== STORED ROWS ==

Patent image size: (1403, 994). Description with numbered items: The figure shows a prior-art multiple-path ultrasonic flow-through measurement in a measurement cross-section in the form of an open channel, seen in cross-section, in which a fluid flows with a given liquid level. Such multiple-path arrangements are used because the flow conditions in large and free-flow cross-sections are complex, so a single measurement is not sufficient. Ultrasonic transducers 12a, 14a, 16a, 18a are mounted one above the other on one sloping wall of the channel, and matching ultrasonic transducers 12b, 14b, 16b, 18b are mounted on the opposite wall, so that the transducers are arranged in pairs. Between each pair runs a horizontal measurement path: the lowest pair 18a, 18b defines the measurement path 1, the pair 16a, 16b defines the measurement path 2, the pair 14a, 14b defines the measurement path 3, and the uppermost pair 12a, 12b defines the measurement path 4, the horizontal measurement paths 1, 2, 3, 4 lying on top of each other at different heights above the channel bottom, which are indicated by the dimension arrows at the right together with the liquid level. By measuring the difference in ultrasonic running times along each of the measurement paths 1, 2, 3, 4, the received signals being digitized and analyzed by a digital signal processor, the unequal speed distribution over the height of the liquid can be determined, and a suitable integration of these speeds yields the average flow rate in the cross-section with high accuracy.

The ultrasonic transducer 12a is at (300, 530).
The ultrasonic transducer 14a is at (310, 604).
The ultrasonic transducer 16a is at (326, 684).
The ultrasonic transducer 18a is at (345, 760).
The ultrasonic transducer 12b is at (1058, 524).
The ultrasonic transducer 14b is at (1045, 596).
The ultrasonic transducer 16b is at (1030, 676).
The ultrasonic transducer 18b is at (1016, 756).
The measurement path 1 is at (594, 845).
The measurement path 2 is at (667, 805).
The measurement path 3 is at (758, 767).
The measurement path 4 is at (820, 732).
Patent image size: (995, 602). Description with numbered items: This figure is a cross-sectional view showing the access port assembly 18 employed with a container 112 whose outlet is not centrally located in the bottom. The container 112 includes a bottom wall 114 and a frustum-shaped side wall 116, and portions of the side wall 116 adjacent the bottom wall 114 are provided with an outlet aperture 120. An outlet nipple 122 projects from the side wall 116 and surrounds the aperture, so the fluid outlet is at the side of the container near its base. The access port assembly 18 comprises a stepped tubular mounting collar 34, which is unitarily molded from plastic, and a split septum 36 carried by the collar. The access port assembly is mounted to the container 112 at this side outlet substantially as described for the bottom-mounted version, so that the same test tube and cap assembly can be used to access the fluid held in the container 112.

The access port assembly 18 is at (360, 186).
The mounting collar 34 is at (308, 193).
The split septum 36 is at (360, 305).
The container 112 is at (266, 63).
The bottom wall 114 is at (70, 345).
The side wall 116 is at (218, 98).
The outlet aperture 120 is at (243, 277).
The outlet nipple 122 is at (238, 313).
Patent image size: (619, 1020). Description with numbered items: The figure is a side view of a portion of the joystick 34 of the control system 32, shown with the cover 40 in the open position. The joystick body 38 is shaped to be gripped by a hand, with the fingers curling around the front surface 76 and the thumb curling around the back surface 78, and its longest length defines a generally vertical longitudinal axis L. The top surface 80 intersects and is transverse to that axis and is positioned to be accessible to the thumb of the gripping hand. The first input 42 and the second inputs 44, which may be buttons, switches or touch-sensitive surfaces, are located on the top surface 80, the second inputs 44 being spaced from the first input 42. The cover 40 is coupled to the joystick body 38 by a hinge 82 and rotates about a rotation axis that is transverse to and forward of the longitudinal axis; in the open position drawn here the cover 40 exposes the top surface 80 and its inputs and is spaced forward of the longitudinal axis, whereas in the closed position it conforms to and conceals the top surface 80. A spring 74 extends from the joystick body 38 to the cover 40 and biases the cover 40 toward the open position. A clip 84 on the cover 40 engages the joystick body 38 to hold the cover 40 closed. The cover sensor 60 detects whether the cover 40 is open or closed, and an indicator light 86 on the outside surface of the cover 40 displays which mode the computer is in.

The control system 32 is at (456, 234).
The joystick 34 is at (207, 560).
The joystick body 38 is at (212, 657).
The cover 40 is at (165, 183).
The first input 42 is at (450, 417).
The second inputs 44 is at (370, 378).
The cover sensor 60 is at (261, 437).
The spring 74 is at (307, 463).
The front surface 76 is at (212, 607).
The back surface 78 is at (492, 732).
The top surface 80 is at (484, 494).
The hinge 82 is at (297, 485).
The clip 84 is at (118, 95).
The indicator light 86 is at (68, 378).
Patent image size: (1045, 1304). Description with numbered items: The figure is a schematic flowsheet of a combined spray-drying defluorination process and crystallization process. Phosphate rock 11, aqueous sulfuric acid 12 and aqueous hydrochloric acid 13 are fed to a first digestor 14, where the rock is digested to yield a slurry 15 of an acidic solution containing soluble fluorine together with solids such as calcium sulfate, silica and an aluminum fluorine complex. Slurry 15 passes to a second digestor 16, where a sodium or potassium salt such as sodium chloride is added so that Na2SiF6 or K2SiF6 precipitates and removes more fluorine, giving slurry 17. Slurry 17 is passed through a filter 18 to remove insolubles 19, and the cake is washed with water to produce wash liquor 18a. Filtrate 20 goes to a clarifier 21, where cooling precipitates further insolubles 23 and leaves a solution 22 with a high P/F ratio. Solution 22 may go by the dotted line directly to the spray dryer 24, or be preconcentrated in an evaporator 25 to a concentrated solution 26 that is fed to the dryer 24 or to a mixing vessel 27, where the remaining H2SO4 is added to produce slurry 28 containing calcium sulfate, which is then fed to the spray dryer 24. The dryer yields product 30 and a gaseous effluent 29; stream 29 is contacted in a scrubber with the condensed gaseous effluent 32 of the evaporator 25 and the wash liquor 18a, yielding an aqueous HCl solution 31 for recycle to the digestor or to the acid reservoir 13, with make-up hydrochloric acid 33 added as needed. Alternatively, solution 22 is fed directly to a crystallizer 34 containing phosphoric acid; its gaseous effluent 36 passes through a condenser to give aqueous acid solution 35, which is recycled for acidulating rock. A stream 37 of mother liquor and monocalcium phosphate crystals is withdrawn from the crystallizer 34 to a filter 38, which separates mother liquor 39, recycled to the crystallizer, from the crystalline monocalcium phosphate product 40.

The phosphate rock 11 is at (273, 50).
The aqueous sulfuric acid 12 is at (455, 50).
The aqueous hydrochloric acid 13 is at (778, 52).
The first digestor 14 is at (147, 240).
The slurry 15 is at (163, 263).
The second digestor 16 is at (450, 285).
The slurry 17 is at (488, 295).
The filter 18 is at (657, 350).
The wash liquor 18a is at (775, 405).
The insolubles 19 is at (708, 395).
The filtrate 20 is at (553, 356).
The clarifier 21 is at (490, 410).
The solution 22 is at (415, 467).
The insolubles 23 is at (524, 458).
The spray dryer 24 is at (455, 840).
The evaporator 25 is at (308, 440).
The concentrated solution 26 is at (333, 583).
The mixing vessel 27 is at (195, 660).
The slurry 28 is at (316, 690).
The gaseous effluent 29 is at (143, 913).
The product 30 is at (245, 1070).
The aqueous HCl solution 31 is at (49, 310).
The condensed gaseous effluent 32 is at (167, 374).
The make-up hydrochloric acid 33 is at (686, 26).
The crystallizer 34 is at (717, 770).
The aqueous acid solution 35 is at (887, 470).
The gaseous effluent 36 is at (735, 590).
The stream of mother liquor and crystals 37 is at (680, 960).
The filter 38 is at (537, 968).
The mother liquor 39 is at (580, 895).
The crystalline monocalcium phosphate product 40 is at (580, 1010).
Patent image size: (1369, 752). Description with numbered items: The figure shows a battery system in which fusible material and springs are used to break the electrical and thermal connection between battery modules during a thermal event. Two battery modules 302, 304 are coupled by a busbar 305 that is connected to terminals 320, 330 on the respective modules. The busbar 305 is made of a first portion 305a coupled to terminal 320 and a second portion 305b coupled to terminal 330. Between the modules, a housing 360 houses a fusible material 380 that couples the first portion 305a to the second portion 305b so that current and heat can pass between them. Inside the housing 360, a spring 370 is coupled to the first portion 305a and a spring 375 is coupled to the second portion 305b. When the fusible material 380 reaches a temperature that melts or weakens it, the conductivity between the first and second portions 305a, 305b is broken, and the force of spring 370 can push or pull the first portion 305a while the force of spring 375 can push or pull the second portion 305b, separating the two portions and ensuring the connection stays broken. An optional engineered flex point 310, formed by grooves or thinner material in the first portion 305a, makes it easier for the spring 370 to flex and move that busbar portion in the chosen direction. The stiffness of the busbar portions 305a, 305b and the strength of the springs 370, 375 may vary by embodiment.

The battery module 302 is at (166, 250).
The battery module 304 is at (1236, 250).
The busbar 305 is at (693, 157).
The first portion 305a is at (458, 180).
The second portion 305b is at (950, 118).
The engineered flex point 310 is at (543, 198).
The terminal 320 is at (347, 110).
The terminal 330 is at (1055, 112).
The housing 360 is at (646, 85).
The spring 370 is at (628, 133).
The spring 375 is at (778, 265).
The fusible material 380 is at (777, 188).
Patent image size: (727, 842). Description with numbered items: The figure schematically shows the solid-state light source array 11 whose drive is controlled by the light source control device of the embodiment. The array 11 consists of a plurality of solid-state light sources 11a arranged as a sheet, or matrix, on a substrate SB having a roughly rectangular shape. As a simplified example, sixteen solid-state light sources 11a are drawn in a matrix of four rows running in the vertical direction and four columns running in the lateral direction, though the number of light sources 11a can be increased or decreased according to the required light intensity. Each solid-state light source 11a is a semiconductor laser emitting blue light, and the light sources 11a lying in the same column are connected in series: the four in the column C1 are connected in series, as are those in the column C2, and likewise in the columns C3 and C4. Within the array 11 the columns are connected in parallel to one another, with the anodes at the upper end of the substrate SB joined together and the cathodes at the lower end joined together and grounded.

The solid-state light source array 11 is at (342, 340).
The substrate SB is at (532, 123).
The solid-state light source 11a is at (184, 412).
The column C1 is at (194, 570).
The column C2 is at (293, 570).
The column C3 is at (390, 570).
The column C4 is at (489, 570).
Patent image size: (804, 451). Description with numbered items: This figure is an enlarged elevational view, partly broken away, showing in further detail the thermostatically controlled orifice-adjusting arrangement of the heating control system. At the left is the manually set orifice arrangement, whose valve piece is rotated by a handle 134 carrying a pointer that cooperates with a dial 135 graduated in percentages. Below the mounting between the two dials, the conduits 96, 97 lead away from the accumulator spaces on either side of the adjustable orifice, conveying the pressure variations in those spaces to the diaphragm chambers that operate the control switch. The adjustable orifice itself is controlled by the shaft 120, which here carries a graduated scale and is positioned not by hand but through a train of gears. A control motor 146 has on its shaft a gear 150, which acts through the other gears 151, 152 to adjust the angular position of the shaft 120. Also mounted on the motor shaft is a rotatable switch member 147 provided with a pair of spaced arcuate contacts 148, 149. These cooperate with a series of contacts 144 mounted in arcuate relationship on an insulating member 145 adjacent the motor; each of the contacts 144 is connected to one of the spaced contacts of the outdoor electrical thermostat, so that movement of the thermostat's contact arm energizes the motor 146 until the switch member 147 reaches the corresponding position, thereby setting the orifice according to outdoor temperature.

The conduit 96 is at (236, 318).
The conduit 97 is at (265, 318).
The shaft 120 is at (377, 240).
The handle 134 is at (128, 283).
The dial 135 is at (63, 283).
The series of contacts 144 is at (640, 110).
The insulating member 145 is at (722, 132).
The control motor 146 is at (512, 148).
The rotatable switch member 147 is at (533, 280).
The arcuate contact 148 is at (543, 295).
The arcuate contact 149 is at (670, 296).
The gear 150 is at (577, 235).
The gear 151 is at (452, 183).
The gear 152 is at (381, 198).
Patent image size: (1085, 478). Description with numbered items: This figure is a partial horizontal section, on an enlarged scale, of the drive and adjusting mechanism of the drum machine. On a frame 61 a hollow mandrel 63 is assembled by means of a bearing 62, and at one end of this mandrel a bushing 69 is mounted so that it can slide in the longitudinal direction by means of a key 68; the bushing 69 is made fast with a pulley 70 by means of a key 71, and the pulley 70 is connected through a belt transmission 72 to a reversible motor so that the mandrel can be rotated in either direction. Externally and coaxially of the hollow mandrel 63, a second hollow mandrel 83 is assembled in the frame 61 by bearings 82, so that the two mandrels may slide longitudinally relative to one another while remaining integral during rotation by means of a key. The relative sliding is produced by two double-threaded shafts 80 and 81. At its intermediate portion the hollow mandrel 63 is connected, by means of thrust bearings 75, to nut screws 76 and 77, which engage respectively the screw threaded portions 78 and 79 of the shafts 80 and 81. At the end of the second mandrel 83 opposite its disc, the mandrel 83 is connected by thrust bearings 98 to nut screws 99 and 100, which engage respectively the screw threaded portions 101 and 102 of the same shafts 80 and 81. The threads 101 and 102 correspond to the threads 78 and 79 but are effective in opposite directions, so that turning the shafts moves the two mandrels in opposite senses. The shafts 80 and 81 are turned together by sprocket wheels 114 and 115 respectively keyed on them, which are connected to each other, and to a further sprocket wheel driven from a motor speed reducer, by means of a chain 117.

===

_SHORT EXERCISE_
Print the lines from the one containing "Patent image size: (1045, 1304)." through the one containing "The wash liquor 18a is at (775, 405).", inclusive, exactly as they appear in the items above.

_COMPLETE ANSWER_
Patent image size: (1045, 1304). Description with numbered items: The figure is a schematic flowsheet of a combined spray-drying defluorination process and crystallization process. Phosphate rock 11, aqueous sulfuric acid 12 and aqueous hydrochloric acid 13 are fed to a first digestor 14, where the rock is digested to yield a slurry 15 of an acidic solution containing soluble fluorine together with solids such as calcium sulfate, silica and an aluminum fluorine complex. Slurry 15 passes to a second digestor 16, where a sodium or potassium salt such as sodium chloride is added so that Na2SiF6 or K2SiF6 precipitates and removes more fluorine, giving slurry 17. Slurry 17 is passed through a filter 18 to remove insolubles 19, and the cake is washed with water to produce wash liquor 18a. Filtrate 20 goes to a clarifier 21, where cooling precipitates further insolubles 23 and leaves a solution 22 with a high P/F ratio. Solution 22 may go by the dotted line directly to the spray dryer 24, or be preconcentrated in an evaporator 25 to a concentrated solution 26 that is fed to the dryer 24 or to a mixing vessel 27, where the remaining H2SO4 is added to produce slurry 28 containing calcium sulfate, which is then fed to the spray dryer 24. The dryer yields product 30 and a gaseous effluent 29; stream 29 is contacted in a scrubber with the condensed gaseous effluent 32 of the evaporator 25 and the wash liquor 18a, yielding an aqueous HCl solution 31 for recycle to the digestor or to the acid reservoir 13, with make-up hydrochloric acid 33 added as needed. Alternatively, solution 22 is fed directly to a crystallizer 34 containing phosphoric acid; its gaseous effluent 36 passes through a condenser to give aqueous acid solution 35, which is recycled for acidulating rock. A stream 37 of mother liquor and monocalcium phosphate crystals is withdrawn from the crystallizer 34 to a filter 38, which separates mother liquor 39, recycled to the crystallizer, from the crystalline monocalcium phosphate product 40.

The phosphate rock 11 is at (273, 50).
The aqueous sulfuric acid 12 is at (455, 50).
The aqueous hydrochloric acid 13 is at (778, 52).
The first digestor 14 is at (147, 240).
The slurry 15 is at (163, 263).
The second digestor 16 is at (450, 285).
The slurry 17 is at (488, 295).
The filter 18 is at (657, 350).
The wash liquor 18a is at (775, 405).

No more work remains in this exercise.